== Provided data

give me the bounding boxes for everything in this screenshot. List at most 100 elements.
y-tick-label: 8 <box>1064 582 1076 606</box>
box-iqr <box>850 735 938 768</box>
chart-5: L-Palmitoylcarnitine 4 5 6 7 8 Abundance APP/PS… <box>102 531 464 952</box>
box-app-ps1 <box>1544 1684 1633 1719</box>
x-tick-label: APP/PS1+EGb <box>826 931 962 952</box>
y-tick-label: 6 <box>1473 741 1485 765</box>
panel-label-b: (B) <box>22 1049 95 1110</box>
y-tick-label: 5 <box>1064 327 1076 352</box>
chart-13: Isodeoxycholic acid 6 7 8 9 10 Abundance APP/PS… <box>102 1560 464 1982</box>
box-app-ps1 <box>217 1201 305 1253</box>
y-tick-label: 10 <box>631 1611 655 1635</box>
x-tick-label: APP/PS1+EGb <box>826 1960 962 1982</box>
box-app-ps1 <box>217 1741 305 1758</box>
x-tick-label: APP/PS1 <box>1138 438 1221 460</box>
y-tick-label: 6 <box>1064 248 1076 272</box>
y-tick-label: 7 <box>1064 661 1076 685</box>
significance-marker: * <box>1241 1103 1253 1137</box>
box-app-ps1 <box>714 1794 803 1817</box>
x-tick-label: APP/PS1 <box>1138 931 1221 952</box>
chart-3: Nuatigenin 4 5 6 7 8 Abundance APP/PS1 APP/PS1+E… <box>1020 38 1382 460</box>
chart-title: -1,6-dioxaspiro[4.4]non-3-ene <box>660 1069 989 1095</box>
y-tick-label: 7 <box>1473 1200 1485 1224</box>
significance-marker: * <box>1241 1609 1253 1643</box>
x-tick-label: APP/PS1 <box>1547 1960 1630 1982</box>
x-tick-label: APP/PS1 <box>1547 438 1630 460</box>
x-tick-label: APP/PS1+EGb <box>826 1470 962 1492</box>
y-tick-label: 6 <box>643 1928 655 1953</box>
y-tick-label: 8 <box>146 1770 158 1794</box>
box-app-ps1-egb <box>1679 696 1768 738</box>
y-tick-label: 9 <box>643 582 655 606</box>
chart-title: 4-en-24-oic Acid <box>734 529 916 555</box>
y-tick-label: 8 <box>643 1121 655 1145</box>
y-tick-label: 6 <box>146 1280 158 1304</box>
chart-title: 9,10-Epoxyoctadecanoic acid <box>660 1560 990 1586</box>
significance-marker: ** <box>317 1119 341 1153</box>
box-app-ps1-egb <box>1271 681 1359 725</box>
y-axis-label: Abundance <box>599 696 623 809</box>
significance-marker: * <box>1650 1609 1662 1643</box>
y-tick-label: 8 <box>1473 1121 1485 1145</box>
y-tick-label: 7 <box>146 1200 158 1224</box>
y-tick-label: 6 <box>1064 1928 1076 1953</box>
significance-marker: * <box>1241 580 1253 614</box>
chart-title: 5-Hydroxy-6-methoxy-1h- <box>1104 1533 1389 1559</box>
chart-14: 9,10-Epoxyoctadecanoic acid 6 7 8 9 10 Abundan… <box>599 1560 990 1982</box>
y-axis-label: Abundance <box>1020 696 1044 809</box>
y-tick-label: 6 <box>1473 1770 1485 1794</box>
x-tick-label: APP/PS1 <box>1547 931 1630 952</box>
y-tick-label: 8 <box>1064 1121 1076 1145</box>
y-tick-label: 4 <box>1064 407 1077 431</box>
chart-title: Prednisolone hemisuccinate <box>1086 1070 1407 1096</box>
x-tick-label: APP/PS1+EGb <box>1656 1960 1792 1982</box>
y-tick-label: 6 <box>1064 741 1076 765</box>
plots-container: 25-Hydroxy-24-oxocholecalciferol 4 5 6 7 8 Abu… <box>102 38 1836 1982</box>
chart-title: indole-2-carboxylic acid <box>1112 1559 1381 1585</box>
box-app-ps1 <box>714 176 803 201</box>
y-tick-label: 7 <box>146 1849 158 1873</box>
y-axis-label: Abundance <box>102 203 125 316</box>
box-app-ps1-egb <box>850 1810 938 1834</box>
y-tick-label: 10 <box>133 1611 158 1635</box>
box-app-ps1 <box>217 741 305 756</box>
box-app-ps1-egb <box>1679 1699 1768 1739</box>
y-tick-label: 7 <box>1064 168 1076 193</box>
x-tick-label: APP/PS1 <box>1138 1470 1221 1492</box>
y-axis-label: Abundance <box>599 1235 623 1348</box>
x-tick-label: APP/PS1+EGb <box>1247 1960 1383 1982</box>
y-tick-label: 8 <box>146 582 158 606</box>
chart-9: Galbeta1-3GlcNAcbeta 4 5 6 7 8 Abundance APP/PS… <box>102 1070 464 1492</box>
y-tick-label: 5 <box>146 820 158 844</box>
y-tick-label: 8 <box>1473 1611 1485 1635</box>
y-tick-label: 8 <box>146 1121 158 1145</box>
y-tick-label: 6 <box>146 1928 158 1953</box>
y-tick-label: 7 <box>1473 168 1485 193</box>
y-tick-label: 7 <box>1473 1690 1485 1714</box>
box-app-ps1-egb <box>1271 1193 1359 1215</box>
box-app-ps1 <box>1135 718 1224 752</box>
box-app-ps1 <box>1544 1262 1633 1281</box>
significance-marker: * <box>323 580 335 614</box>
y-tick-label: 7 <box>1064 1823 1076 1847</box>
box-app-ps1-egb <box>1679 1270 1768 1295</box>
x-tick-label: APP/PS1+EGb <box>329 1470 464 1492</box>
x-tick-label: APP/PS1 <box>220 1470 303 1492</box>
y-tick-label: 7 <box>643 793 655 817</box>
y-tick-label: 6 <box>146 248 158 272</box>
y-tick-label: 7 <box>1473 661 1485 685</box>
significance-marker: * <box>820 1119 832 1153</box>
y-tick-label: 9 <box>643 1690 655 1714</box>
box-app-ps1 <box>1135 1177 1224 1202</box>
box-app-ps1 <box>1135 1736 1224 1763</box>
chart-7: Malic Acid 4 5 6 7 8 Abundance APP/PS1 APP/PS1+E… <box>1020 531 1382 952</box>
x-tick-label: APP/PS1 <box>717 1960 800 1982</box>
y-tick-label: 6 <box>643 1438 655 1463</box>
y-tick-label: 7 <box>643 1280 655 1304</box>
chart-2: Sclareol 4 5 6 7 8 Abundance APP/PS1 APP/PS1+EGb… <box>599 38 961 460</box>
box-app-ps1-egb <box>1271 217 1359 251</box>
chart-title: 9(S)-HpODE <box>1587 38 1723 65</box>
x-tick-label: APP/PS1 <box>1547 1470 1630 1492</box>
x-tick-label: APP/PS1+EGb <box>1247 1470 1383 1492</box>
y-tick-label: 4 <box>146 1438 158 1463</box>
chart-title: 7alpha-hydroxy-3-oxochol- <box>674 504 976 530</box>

====

## Problem
Reproduce the material above line for line, without changing a single character.

## Answer to the task
give me the bounding boxes for everything in this screenshot. List at most 100 elements.
y-tick-label: 8 <box>1064 582 1076 606</box>
box-iqr <box>850 735 938 768</box>
chart-5: L-Palmitoylcarnitine 4 5 6 7 8 Abundance APP/PS… <box>102 531 464 952</box>
box-app-ps1 <box>1544 1684 1633 1719</box>
x-tick-label: APP/PS1+EGb <box>826 931 962 952</box>
y-tick-label: 6 <box>1473 741 1485 765</box>
panel-label-b: (B) <box>22 1049 95 1110</box>
y-tick-label: 5 <box>1064 327 1076 352</box>
chart-13: Isodeoxycholic acid 6 7 8 9 10 Abundance APP/PS… <box>102 1560 464 1982</box>
box-app-ps1 <box>217 1201 305 1253</box>
y-tick-label: 10 <box>631 1611 655 1635</box>
x-tick-label: APP/PS1+EGb <box>826 1960 962 1982</box>
box-app-ps1 <box>217 1741 305 1758</box>
x-tick-label: APP/PS1 <box>1138 438 1221 460</box>
y-tick-label: 6 <box>1064 248 1076 272</box>
y-tick-label: 7 <box>1064 661 1076 685</box>
significance-marker: * <box>1241 1103 1253 1137</box>
box-app-ps1 <box>714 1794 803 1817</box>
x-tick-label: APP/PS1 <box>1138 931 1221 952</box>
chart-3: Nuatigenin 4 5 6 7 8 Abundance APP/PS1 APP/PS1+E… <box>1020 38 1382 460</box>
chart-title: -1,6-dioxaspiro[4.4]non-3-ene <box>660 1069 989 1095</box>
y-tick-label: 7 <box>1473 1200 1485 1224</box>
significance-marker: * <box>1241 1609 1253 1643</box>
x-tick-label: APP/PS1 <box>1547 1960 1630 1982</box>
x-tick-label: APP/PS1 <box>1547 438 1630 460</box>
x-tick-label: APP/PS1+EGb <box>826 1470 962 1492</box>
y-tick-label: 6 <box>643 1928 655 1953</box>
y-tick-label: 8 <box>146 1770 158 1794</box>
box-app-ps1-egb <box>1679 696 1768 738</box>
y-tick-label: 9 <box>643 582 655 606</box>
chart-title: 4-en-24-oic Acid <box>734 529 916 555</box>
y-tick-label: 8 <box>643 1121 655 1145</box>
y-tick-label: 6 <box>146 1280 158 1304</box>
chart-title: 9,10-Epoxyoctadecanoic acid <box>660 1560 990 1586</box>
significance-marker: ** <box>317 1119 341 1153</box>
box-app-ps1-egb <box>1271 681 1359 725</box>
y-axis-label: Abundance <box>599 696 623 809</box>
significance-marker: * <box>1650 1609 1662 1643</box>
y-tick-label: 8 <box>1473 1121 1485 1145</box>
y-tick-label: 7 <box>146 1200 158 1224</box>
y-tick-label: 6 <box>1064 1928 1076 1953</box>
significance-marker: * <box>1241 580 1253 614</box>
chart-title: 5-Hydroxy-6-methoxy-1h- <box>1104 1533 1389 1559</box>
chart-14: 9,10-Epoxyoctadecanoic acid 6 7 8 9 10 Abundan… <box>599 1560 990 1982</box>
y-axis-label: Abundance <box>1020 696 1044 809</box>
y-tick-label: 6 <box>1473 1770 1485 1794</box>
x-tick-label: APP/PS1 <box>1547 931 1630 952</box>
y-tick-label: 8 <box>1064 1121 1076 1145</box>
y-tick-label: 4 <box>1064 407 1077 431</box>
chart-title: Prednisolone hemisuccinate <box>1086 1070 1407 1096</box>
x-tick-label: APP/PS1+EGb <box>1656 1960 1792 1982</box>
y-tick-label: 6 <box>1064 741 1076 765</box>
plots-container: 25-Hydroxy-24-oxocholecalciferol 4 5 6 7 8 Abu… <box>102 38 1836 1982</box>
chart-title: indole-2-carboxylic acid <box>1112 1559 1381 1585</box>
box-app-ps1 <box>714 176 803 201</box>
y-tick-label: 7 <box>146 1849 158 1873</box>
y-axis-label: Abundance <box>102 203 125 316</box>
box-app-ps1-egb <box>850 1810 938 1834</box>
y-tick-label: 10 <box>133 1611 158 1635</box>
box-app-ps1 <box>217 741 305 756</box>
box-app-ps1-egb <box>1679 1699 1768 1739</box>
y-tick-label: 7 <box>1064 168 1076 193</box>
x-tick-label: APP/PS1 <box>1138 1470 1221 1492</box>
y-axis-label: Abundance <box>599 1235 623 1348</box>
x-tick-label: APP/PS1+EGb <box>1247 1960 1383 1982</box>
y-tick-label: 8 <box>146 582 158 606</box>
chart-9: Galbeta1-3GlcNAcbeta 4 5 6 7 8 Abundance APP/PS… <box>102 1070 464 1492</box>
y-tick-label: 5 <box>146 820 158 844</box>
y-tick-label: 8 <box>1473 1611 1485 1635</box>
y-tick-label: 8 <box>146 1121 158 1145</box>
y-tick-label: 6 <box>146 1928 158 1953</box>
y-tick-label: 7 <box>1473 168 1485 193</box>
y-tick-label: 7 <box>1473 1690 1485 1714</box>
box-app-ps1-egb <box>1271 1193 1359 1215</box>
box-app-ps1 <box>1135 718 1224 752</box>
box-app-ps1 <box>1544 1262 1633 1281</box>
significance-marker: * <box>323 580 335 614</box>
y-tick-label: 7 <box>1064 1823 1076 1847</box>
box-app-ps1-egb <box>1679 1270 1768 1295</box>
x-tick-label: APP/PS1+EGb <box>329 1470 464 1492</box>
x-tick-label: APP/PS1 <box>220 1470 303 1492</box>
y-tick-label: 7 <box>643 793 655 817</box>
y-tick-label: 6 <box>146 248 158 272</box>
y-tick-label: 7 <box>1473 661 1485 685</box>
significance-marker: * <box>820 1119 832 1153</box>
y-tick-label: 9 <box>643 1690 655 1714</box>
box-app-ps1 <box>1135 1177 1224 1202</box>
box-app-ps1 <box>1135 1736 1224 1763</box>
chart-7: Malic Acid 4 5 6 7 8 Abundance APP/PS1 APP/PS1+E… <box>1020 531 1382 952</box>
x-tick-label: APP/PS1 <box>717 1960 800 1982</box>
y-tick-label: 6 <box>643 1438 655 1463</box>
y-tick-label: 7 <box>643 1280 655 1304</box>
chart-2: Sclareol 4 5 6 7 8 Abundance APP/PS1 APP/PS1+EGb… <box>599 38 961 460</box>
box-app-ps1-egb <box>1271 217 1359 251</box>
chart-title: 9(S)-HpODE <box>1587 38 1723 65</box>
x-tick-label: APP/PS1 <box>1547 1470 1630 1492</box>
x-tick-label: APP/PS1+EGb <box>1247 1470 1383 1492</box>
y-tick-label: 4 <box>146 1438 158 1463</box>
chart-title: 7alpha-hydroxy-3-oxochol- <box>674 504 976 530</box>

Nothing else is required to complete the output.